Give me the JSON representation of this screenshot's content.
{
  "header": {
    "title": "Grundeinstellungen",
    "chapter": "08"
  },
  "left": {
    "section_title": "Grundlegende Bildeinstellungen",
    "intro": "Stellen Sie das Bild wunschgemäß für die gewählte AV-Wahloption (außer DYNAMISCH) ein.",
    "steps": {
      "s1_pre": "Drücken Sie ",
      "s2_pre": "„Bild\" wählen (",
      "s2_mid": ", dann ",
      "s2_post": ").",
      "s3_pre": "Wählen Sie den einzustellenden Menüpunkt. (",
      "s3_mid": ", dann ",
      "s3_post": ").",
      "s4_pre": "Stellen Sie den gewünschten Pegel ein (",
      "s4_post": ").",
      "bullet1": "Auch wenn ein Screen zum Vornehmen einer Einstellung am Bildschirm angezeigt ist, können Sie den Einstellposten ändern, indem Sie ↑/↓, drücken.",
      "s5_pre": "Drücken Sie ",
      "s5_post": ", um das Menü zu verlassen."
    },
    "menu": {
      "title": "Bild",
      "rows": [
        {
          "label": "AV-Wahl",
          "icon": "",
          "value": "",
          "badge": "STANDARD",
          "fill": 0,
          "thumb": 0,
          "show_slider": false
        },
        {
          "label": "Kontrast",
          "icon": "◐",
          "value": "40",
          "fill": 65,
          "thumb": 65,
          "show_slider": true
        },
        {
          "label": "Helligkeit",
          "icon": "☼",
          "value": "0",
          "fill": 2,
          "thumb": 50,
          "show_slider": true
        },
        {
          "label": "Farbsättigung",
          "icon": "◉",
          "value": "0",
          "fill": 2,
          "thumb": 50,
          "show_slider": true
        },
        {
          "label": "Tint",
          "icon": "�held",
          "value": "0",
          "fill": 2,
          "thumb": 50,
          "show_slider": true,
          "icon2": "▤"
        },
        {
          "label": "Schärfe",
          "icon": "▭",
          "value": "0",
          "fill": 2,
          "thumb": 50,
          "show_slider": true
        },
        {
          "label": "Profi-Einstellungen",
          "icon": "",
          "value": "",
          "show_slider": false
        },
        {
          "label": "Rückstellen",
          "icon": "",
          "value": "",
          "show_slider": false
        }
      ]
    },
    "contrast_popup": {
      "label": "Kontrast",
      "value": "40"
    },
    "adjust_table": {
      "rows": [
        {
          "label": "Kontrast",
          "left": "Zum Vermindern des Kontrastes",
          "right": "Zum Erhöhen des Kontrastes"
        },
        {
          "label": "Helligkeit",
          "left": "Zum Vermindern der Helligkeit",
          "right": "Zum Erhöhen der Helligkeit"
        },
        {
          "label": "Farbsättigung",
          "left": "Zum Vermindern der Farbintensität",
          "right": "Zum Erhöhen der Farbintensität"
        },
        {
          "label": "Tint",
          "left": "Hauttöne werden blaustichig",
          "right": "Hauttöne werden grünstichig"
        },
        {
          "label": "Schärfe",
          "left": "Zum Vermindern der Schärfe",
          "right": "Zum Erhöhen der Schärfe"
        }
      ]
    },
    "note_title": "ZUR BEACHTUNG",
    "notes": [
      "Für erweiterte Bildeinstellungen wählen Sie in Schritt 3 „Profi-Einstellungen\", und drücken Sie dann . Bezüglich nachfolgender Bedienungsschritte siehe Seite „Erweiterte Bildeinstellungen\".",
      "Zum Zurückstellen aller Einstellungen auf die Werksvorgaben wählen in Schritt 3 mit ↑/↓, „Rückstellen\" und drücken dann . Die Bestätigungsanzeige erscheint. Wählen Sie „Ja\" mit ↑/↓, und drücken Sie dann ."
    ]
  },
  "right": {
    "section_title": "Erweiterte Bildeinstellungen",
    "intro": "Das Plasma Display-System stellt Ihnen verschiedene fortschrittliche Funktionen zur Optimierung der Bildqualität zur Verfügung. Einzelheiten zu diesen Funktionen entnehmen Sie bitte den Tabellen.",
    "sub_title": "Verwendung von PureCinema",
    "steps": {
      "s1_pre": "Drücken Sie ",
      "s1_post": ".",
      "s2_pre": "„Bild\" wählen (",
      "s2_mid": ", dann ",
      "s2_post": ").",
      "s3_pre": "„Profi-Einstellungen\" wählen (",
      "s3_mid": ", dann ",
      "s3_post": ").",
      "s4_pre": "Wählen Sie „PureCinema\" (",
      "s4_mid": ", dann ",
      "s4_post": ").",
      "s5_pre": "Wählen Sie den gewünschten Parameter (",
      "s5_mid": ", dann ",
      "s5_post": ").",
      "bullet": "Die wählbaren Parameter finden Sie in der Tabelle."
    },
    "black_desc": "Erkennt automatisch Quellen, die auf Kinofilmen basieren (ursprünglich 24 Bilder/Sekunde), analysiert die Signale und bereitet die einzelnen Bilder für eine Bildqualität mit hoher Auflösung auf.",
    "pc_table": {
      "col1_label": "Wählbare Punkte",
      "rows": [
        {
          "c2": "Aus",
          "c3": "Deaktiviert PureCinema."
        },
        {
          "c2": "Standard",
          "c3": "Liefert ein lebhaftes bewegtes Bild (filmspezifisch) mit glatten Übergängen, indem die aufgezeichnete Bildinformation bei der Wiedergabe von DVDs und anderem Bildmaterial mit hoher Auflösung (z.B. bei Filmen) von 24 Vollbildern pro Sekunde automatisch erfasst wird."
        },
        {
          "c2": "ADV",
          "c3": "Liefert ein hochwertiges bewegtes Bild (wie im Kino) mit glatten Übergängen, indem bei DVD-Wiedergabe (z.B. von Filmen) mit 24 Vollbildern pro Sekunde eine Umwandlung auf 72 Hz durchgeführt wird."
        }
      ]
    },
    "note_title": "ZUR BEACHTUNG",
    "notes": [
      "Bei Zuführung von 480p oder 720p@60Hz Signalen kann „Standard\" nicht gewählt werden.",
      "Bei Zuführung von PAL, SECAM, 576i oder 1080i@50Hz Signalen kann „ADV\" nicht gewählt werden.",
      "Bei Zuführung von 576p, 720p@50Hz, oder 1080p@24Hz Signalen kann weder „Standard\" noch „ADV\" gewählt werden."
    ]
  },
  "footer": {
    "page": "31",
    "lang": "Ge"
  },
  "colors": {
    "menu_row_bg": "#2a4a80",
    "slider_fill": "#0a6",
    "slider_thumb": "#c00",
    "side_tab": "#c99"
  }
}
* * *
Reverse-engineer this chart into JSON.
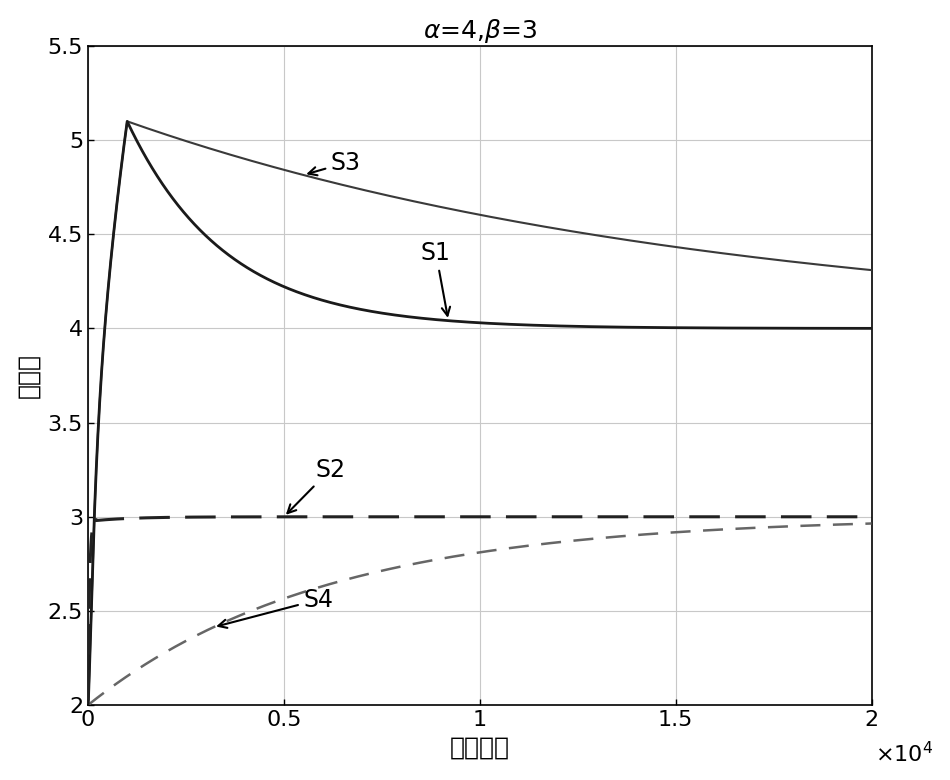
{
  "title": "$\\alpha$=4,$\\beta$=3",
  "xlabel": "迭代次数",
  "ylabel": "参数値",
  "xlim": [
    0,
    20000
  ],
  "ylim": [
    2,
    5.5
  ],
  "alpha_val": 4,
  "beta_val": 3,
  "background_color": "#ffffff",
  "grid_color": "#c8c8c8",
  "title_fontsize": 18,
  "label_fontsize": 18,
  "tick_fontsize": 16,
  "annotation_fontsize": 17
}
--
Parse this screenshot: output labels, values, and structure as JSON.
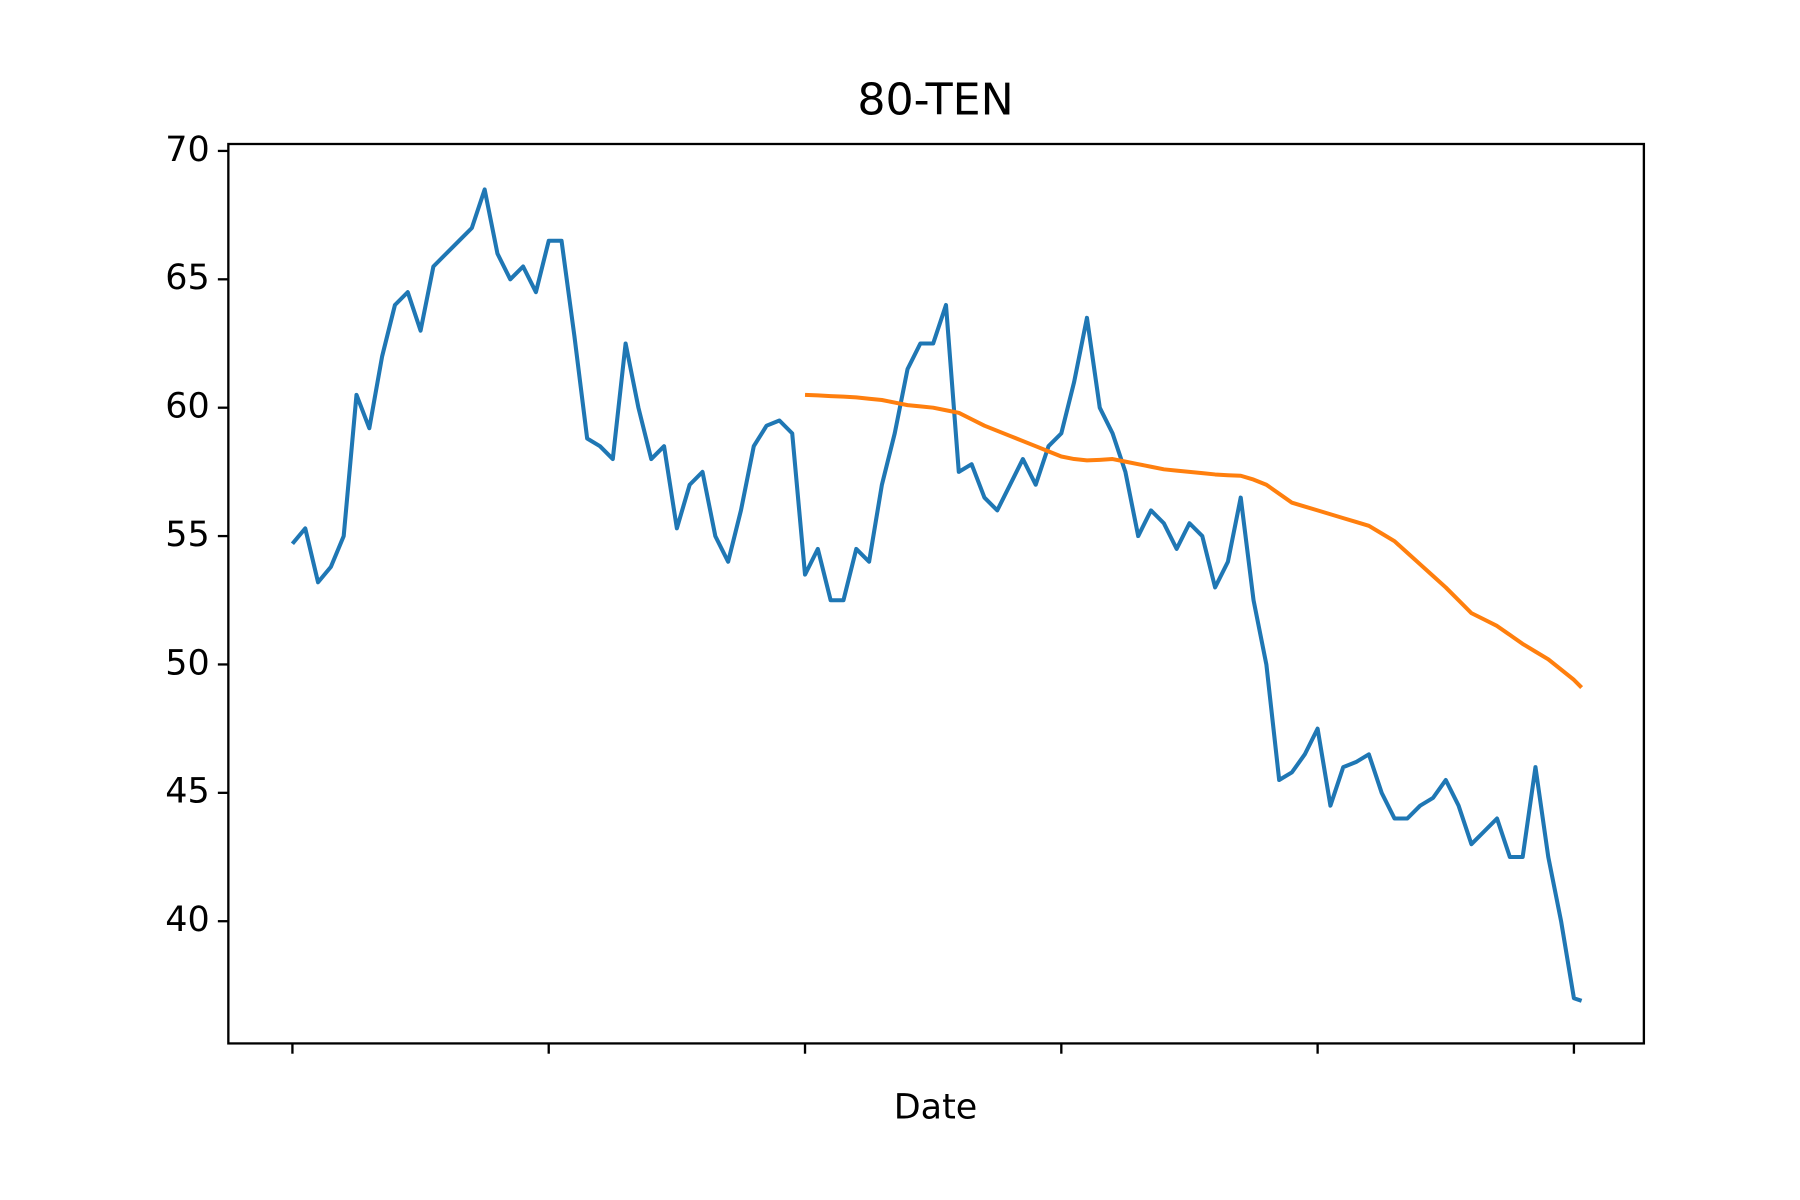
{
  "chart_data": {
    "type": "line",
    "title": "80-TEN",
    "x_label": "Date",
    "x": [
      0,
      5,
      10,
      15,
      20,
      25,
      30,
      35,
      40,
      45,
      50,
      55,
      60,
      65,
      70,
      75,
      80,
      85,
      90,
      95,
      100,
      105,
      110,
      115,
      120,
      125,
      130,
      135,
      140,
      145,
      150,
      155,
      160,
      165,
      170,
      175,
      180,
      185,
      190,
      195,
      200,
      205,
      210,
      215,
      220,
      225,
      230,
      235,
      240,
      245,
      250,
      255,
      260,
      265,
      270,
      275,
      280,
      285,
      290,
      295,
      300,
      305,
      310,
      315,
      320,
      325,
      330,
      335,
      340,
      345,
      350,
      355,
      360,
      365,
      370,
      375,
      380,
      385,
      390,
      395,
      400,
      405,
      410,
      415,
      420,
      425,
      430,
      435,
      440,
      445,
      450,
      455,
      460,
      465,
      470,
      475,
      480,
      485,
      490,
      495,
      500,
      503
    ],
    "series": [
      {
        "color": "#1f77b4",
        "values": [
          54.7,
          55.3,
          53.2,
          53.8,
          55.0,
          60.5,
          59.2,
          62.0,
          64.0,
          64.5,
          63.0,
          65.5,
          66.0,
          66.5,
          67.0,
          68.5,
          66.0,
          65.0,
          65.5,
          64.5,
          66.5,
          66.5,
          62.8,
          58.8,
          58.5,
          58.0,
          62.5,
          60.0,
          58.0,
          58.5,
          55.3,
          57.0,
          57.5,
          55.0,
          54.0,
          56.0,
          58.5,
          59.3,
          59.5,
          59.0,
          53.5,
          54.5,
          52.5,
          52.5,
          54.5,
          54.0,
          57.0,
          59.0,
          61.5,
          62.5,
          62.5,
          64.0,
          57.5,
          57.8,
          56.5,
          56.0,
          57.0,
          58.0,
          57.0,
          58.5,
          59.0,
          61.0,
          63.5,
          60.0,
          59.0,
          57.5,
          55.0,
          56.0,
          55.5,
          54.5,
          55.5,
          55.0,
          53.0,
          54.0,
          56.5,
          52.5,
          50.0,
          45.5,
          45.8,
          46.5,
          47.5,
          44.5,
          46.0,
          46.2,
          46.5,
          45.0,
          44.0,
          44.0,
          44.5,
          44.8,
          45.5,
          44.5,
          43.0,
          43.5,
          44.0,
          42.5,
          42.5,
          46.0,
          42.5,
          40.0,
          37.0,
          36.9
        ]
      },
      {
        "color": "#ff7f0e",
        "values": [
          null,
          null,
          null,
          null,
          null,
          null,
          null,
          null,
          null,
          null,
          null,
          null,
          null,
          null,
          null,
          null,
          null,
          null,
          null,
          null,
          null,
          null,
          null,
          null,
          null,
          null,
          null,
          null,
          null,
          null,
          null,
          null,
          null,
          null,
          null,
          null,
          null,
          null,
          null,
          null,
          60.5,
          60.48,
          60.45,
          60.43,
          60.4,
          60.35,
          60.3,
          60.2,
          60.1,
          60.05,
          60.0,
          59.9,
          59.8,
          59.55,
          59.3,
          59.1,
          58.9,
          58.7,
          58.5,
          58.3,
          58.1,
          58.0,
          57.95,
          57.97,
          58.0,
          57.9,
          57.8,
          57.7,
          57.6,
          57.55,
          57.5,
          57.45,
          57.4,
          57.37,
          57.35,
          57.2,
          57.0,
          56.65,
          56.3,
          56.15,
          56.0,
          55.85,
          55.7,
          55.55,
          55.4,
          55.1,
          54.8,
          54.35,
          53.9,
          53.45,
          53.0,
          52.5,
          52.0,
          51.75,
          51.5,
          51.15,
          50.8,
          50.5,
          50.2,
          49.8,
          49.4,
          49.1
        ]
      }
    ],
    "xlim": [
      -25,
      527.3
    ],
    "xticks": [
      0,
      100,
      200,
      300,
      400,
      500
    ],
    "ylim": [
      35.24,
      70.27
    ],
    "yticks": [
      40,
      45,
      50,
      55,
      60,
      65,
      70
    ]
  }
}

_Goal_
Using the records above, pull out each line where the word "Auflösung" occurs.

_Result of the exercise_
    "black_desc": "Erkennt automatisch Quellen, die auf Kinofilmen basieren (ursprünglich 24 Bilder/Sekunde), analysiert die Signale und bereitet die einzelnen Bilder für eine Bildqualität mit hoher Auflösung auf.",
          "c3": "Liefert ein lebhaftes bewegtes Bild (filmspezifisch) mit glatten Übergängen, indem die aufgezeichnete Bildinformation bei der Wiedergabe von DVDs und anderem Bildmaterial mit hoher Auflösung (z.B. bei Filmen) von 24 Vollbildern pro Sekunde automatisch erfasst wird."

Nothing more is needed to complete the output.